Could you copy every line from the material below in which "Test" appears?

[Stored records]
____

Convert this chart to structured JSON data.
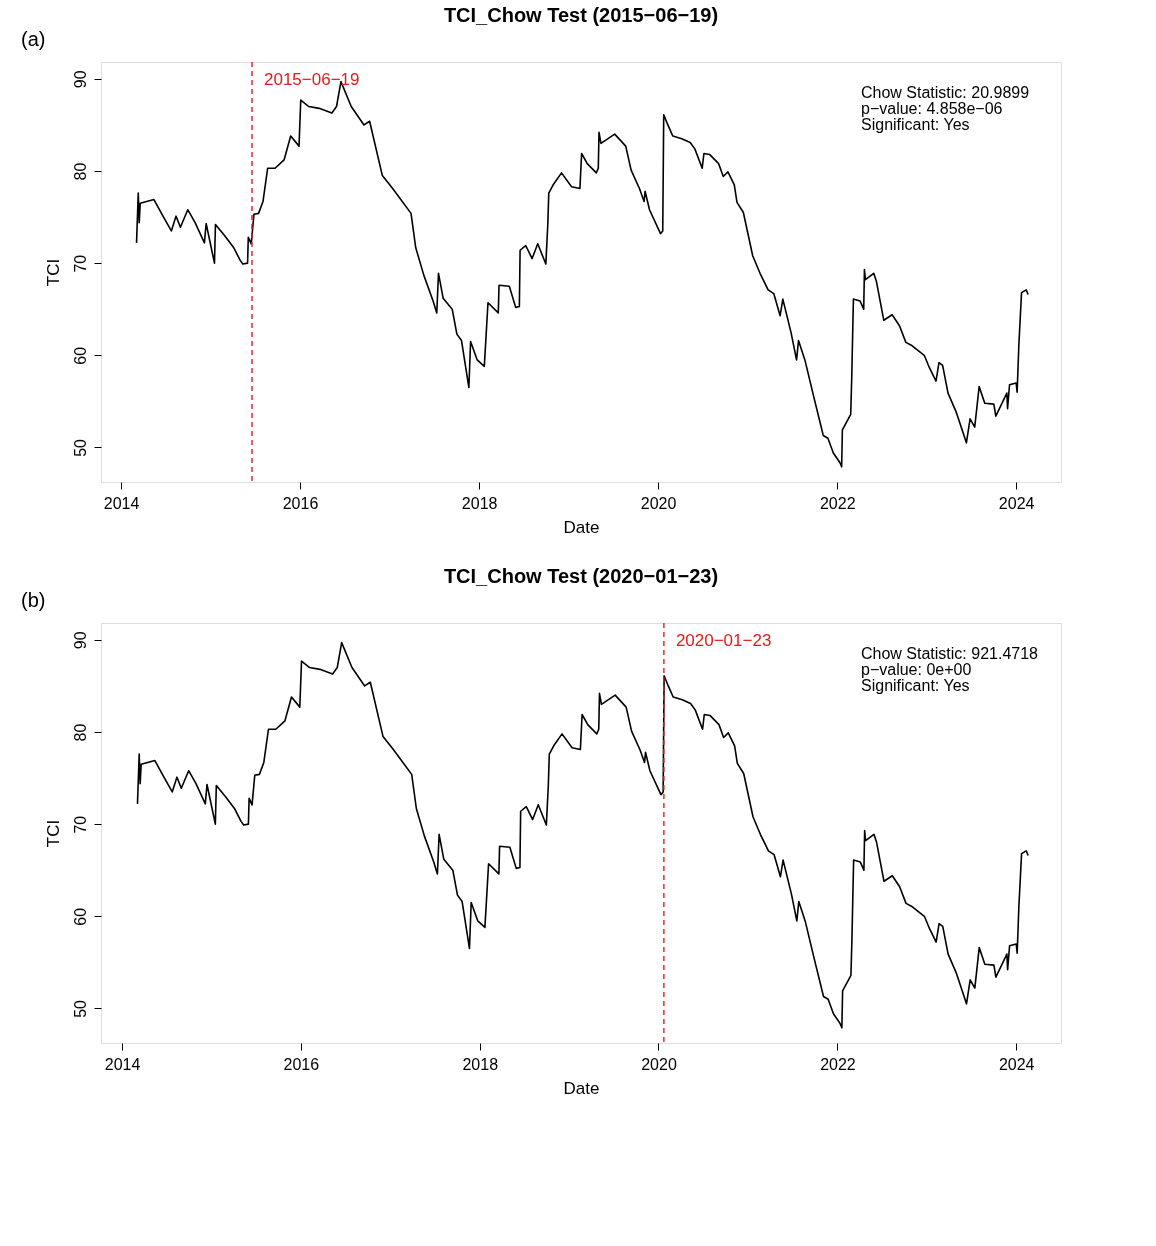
{
  "chart_data": [
    {
      "type": "line",
      "title": "TCI_Chow Test (2015−06−19)",
      "xlabel": "Date",
      "ylabel": "TCI",
      "x": [
        "2014-03-05",
        "2014-03-12",
        "2014-03-16",
        "2014-03-20",
        "2014-05-15",
        "2014-06-21",
        "2014-07-25",
        "2014-08-13",
        "2014-08-31",
        "2014-09-30",
        "2014-10-30",
        "2014-12-07",
        "2014-12-14",
        "2015-01-17",
        "2015-01-21",
        "2015-02-27",
        "2015-04-05",
        "2015-05-02",
        "2015-05-13",
        "2015-06-01",
        "2015-06-04",
        "2015-06-16",
        "2015-06-27",
        "2015-07-16",
        "2015-08-03",
        "2015-08-22",
        "2015-09-21",
        "2015-10-28",
        "2015-11-24",
        "2015-12-28",
        "2016-01-04",
        "2016-02-06",
        "2016-03-19",
        "2016-05-10",
        "2016-05-29",
        "2016-06-16",
        "2016-07-28",
        "2016-09-18",
        "2016-10-11",
        "2016-12-02",
        "2017-01-13",
        "2017-03-29",
        "2017-04-17",
        "2017-05-20",
        "2017-06-27",
        "2017-07-12",
        "2017-07-19",
        "2017-08-07",
        "2017-09-13",
        "2017-10-02",
        "2017-10-21",
        "2017-11-20",
        "2017-11-27",
        "2017-12-24",
        "2018-01-22",
        "2018-02-06",
        "2018-03-20",
        "2018-03-23",
        "2018-05-04",
        "2018-05-30",
        "2018-06-14",
        "2018-06-17",
        "2018-07-10",
        "2018-08-05",
        "2018-08-28",
        "2018-09-30",
        "2018-10-08",
        "2018-10-12",
        "2018-10-30",
        "2018-12-03",
        "2019-01-13",
        "2019-02-16",
        "2019-02-23",
        "2019-03-18",
        "2019-04-24",
        "2019-05-02",
        "2019-05-05",
        "2019-05-13",
        "2019-07-08",
        "2019-08-22",
        "2019-09-13",
        "2019-10-17",
        "2019-11-05",
        "2019-11-09",
        "2019-11-27",
        "2020-01-11",
        "2020-01-20",
        "2020-01-24",
        "2020-02-10",
        "2020-03-01",
        "2020-04-07",
        "2020-05-11",
        "2020-05-30",
        "2020-06-29",
        "2020-07-06",
        "2020-07-29",
        "2020-09-04",
        "2020-09-23",
        "2020-10-12",
        "2020-11-07",
        "2020-11-18",
        "2020-12-14",
        "2021-01-21",
        "2021-02-20",
        "2021-03-25",
        "2021-04-17",
        "2021-05-13",
        "2021-05-24",
        "2021-06-27",
        "2021-07-19",
        "2021-07-27",
        "2021-08-22",
        "2021-09-28",
        "2021-11-05",
        "2021-11-24",
        "2021-12-16",
        "2022-01-11",
        "2022-01-19",
        "2022-01-22",
        "2022-02-25",
        "2022-03-01",
        "2022-03-08",
        "2022-04-04",
        "2022-04-19",
        "2022-04-22",
        "2022-04-26",
        "2022-05-30",
        "2022-06-10",
        "2022-07-10",
        "2022-08-13",
        "2022-09-12",
        "2022-10-08",
        "2022-10-30",
        "2022-12-22",
        "2023-01-13",
        "2023-02-08",
        "2023-02-20",
        "2023-03-07",
        "2023-03-29",
        "2023-05-02",
        "2023-06-12",
        "2023-06-27",
        "2023-07-16",
        "2023-08-03",
        "2023-08-26",
        "2023-10-02",
        "2023-10-10",
        "2023-11-24",
        "2023-11-27",
        "2023-12-05",
        "2024-01-01",
        "2024-01-05",
        "2024-01-12",
        "2024-01-23",
        "2024-02-11",
        "2024-02-19"
      ],
      "series": [
        {
          "color": "#000000",
          "values": [
            72.2,
            77.6,
            74.4,
            76.5,
            76.9,
            75.1,
            73.5,
            75.1,
            73.9,
            75.8,
            74.4,
            72.2,
            74.3,
            70.0,
            74.2,
            73.0,
            71.7,
            70.3,
            69.9,
            70.0,
            72.8,
            72.1,
            75.3,
            75.4,
            76.7,
            80.3,
            80.3,
            81.2,
            83.8,
            82.7,
            87.7,
            87.0,
            86.8,
            86.3,
            87.0,
            89.7,
            87.0,
            85.0,
            85.4,
            79.5,
            78.1,
            75.4,
            71.7,
            68.7,
            65.9,
            64.6,
            68.9,
            66.2,
            65.0,
            62.3,
            61.6,
            56.5,
            61.5,
            59.5,
            58.8,
            65.7,
            64.6,
            67.6,
            67.5,
            65.2,
            65.3,
            71.4,
            71.9,
            70.5,
            72.1,
            69.9,
            74.2,
            77.6,
            78.5,
            79.8,
            78.3,
            78.1,
            81.9,
            80.8,
            79.8,
            80.3,
            84.2,
            83.0,
            84.0,
            82.7,
            80.1,
            78.1,
            76.7,
            77.8,
            75.8,
            73.2,
            73.5,
            86.1,
            85.0,
            83.8,
            83.5,
            83.1,
            82.4,
            80.3,
            81.9,
            81.8,
            80.8,
            79.4,
            79.9,
            78.5,
            76.6,
            75.5,
            70.8,
            68.9,
            67.1,
            66.7,
            64.3,
            66.1,
            62.4,
            59.5,
            61.6,
            59.5,
            55.4,
            51.3,
            51.0,
            49.4,
            48.4,
            47.9,
            51.9,
            53.6,
            57.4,
            66.1,
            65.9,
            65.0,
            69.3,
            68.2,
            68.9,
            68.0,
            63.8,
            64.4,
            63.2,
            61.4,
            61.1,
            60.0,
            58.6,
            57.2,
            59.2,
            58.9,
            55.9,
            53.8,
            50.5,
            53.1,
            52.2,
            56.6,
            54.8,
            54.7,
            53.4,
            55.9,
            54.2,
            56.8,
            57.0,
            56.0,
            61.1,
            66.8,
            67.1,
            66.6
          ]
        }
      ],
      "xlim": [
        "2013-10-11",
        "2024-07-02"
      ],
      "ylim": [
        46.25,
        91.83
      ],
      "xticks": [
        {
          "value": "2014-01-01",
          "label": "2014"
        },
        {
          "value": "2016-01-01",
          "label": "2016"
        },
        {
          "value": "2018-01-01",
          "label": "2018"
        },
        {
          "value": "2020-01-01",
          "label": "2020"
        },
        {
          "value": "2022-01-01",
          "label": "2022"
        },
        {
          "value": "2024-01-01",
          "label": "2024"
        }
      ],
      "yticks": [
        50,
        60,
        70,
        80,
        90
      ],
      "ref_lines": [
        {
          "axis": "x",
          "value": "2015-06-19",
          "label": "2015−06−19",
          "color": "#e41a1c",
          "line_style": "dashed"
        }
      ],
      "annotations": [
        "(a)",
        "Chow Statistic: 20.9899",
        "p−value: 4.858e−06",
        "Significant: Yes"
      ],
      "grid": false
    },
    {
      "type": "line",
      "title": "TCI_Chow Test (2020−01−23)",
      "xlabel": "Date",
      "ylabel": "TCI",
      "x": [
        "2014-03-05",
        "2014-03-12",
        "2014-03-16",
        "2014-03-20",
        "2014-05-15",
        "2014-06-21",
        "2014-07-25",
        "2014-08-13",
        "2014-08-31",
        "2014-09-30",
        "2014-10-30",
        "2014-12-07",
        "2014-12-14",
        "2015-01-17",
        "2015-01-21",
        "2015-02-27",
        "2015-04-05",
        "2015-05-02",
        "2015-05-13",
        "2015-06-01",
        "2015-06-04",
        "2015-06-16",
        "2015-06-27",
        "2015-07-16",
        "2015-08-03",
        "2015-08-22",
        "2015-09-21",
        "2015-10-28",
        "2015-11-24",
        "2015-12-28",
        "2016-01-04",
        "2016-02-06",
        "2016-03-19",
        "2016-05-10",
        "2016-05-29",
        "2016-06-16",
        "2016-07-28",
        "2016-09-18",
        "2016-10-11",
        "2016-12-02",
        "2017-01-13",
        "2017-03-29",
        "2017-04-17",
        "2017-05-20",
        "2017-06-27",
        "2017-07-12",
        "2017-07-19",
        "2017-08-07",
        "2017-09-13",
        "2017-10-02",
        "2017-10-21",
        "2017-11-20",
        "2017-11-27",
        "2017-12-24",
        "2018-01-22",
        "2018-02-06",
        "2018-03-20",
        "2018-03-23",
        "2018-05-04",
        "2018-05-30",
        "2018-06-14",
        "2018-06-17",
        "2018-07-10",
        "2018-08-05",
        "2018-08-28",
        "2018-09-30",
        "2018-10-08",
        "2018-10-12",
        "2018-10-30",
        "2018-12-03",
        "2019-01-13",
        "2019-02-16",
        "2019-02-23",
        "2019-03-18",
        "2019-04-24",
        "2019-05-02",
        "2019-05-05",
        "2019-05-13",
        "2019-07-08",
        "2019-08-22",
        "2019-09-13",
        "2019-10-17",
        "2019-11-05",
        "2019-11-09",
        "2019-11-27",
        "2020-01-11",
        "2020-01-20",
        "2020-01-24",
        "2020-02-10",
        "2020-03-01",
        "2020-04-07",
        "2020-05-11",
        "2020-05-30",
        "2020-06-29",
        "2020-07-06",
        "2020-07-29",
        "2020-09-04",
        "2020-09-23",
        "2020-10-12",
        "2020-11-07",
        "2020-11-18",
        "2020-12-14",
        "2021-01-21",
        "2021-02-20",
        "2021-03-25",
        "2021-04-17",
        "2021-05-13",
        "2021-05-24",
        "2021-06-27",
        "2021-07-19",
        "2021-07-27",
        "2021-08-22",
        "2021-09-28",
        "2021-11-05",
        "2021-11-24",
        "2021-12-16",
        "2022-01-11",
        "2022-01-19",
        "2022-01-22",
        "2022-02-25",
        "2022-03-01",
        "2022-03-08",
        "2022-04-04",
        "2022-04-19",
        "2022-04-22",
        "2022-04-26",
        "2022-05-30",
        "2022-06-10",
        "2022-07-10",
        "2022-08-13",
        "2022-09-12",
        "2022-10-08",
        "2022-10-30",
        "2022-12-22",
        "2023-01-13",
        "2023-02-08",
        "2023-02-20",
        "2023-03-07",
        "2023-03-29",
        "2023-05-02",
        "2023-06-12",
        "2023-06-27",
        "2023-07-16",
        "2023-08-03",
        "2023-08-26",
        "2023-10-02",
        "2023-10-10",
        "2023-11-24",
        "2023-11-27",
        "2023-12-05",
        "2024-01-01",
        "2024-01-05",
        "2024-01-12",
        "2024-01-23",
        "2024-02-11",
        "2024-02-19"
      ],
      "series": [
        {
          "color": "#000000",
          "values": [
            72.2,
            77.6,
            74.4,
            76.5,
            76.9,
            75.1,
            73.5,
            75.1,
            73.9,
            75.8,
            74.4,
            72.2,
            74.3,
            70.0,
            74.2,
            73.0,
            71.7,
            70.3,
            69.9,
            70.0,
            72.8,
            72.1,
            75.3,
            75.4,
            76.7,
            80.3,
            80.3,
            81.2,
            83.8,
            82.7,
            87.7,
            87.0,
            86.8,
            86.3,
            87.0,
            89.7,
            87.0,
            85.0,
            85.4,
            79.5,
            78.1,
            75.4,
            71.7,
            68.7,
            65.9,
            64.6,
            68.9,
            66.2,
            65.0,
            62.3,
            61.6,
            56.5,
            61.5,
            59.5,
            58.8,
            65.7,
            64.6,
            67.6,
            67.5,
            65.2,
            65.3,
            71.4,
            71.9,
            70.5,
            72.1,
            69.9,
            74.2,
            77.6,
            78.5,
            79.8,
            78.3,
            78.1,
            81.9,
            80.8,
            79.8,
            80.3,
            84.2,
            83.0,
            84.0,
            82.7,
            80.1,
            78.1,
            76.7,
            77.8,
            75.8,
            73.2,
            73.5,
            86.1,
            85.0,
            83.8,
            83.5,
            83.1,
            82.4,
            80.3,
            81.9,
            81.8,
            80.8,
            79.4,
            79.9,
            78.5,
            76.6,
            75.5,
            70.8,
            68.9,
            67.1,
            66.7,
            64.3,
            66.1,
            62.4,
            59.5,
            61.6,
            59.5,
            55.4,
            51.3,
            51.0,
            49.4,
            48.4,
            47.9,
            51.9,
            53.6,
            57.4,
            66.1,
            65.9,
            65.0,
            69.3,
            68.2,
            68.9,
            68.0,
            63.8,
            64.4,
            63.2,
            61.4,
            61.1,
            60.0,
            58.6,
            57.2,
            59.2,
            58.9,
            55.9,
            53.8,
            50.5,
            53.1,
            52.2,
            56.6,
            54.8,
            54.7,
            53.4,
            55.9,
            54.2,
            56.8,
            57.0,
            56.0,
            61.1,
            66.8,
            67.1,
            66.6
          ]
        }
      ],
      "xlim": [
        "2013-10-07",
        "2024-07-02"
      ],
      "ylim": [
        46.25,
        91.83
      ],
      "xticks": [
        {
          "value": "2014-01-01",
          "label": "2014"
        },
        {
          "value": "2016-01-01",
          "label": "2016"
        },
        {
          "value": "2018-01-01",
          "label": "2018"
        },
        {
          "value": "2020-01-01",
          "label": "2020"
        },
        {
          "value": "2022-01-01",
          "label": "2022"
        },
        {
          "value": "2024-01-01",
          "label": "2024"
        }
      ],
      "yticks": [
        50,
        60,
        70,
        80,
        90
      ],
      "ref_lines": [
        {
          "axis": "x",
          "value": "2020-01-23",
          "label": "2020−01−23",
          "color": "#e41a1c",
          "line_style": "dashed"
        }
      ],
      "annotations": [
        "(b)",
        "Chow Statistic: 921.4718",
        "p−value: 0e+00",
        "Significant: Yes"
      ],
      "grid": false
    }
  ]
}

____

The reply:
      "title": "TCI_Chow Test (2015−06−19)",
      "title": "TCI_Chow Test (2020−01−23)",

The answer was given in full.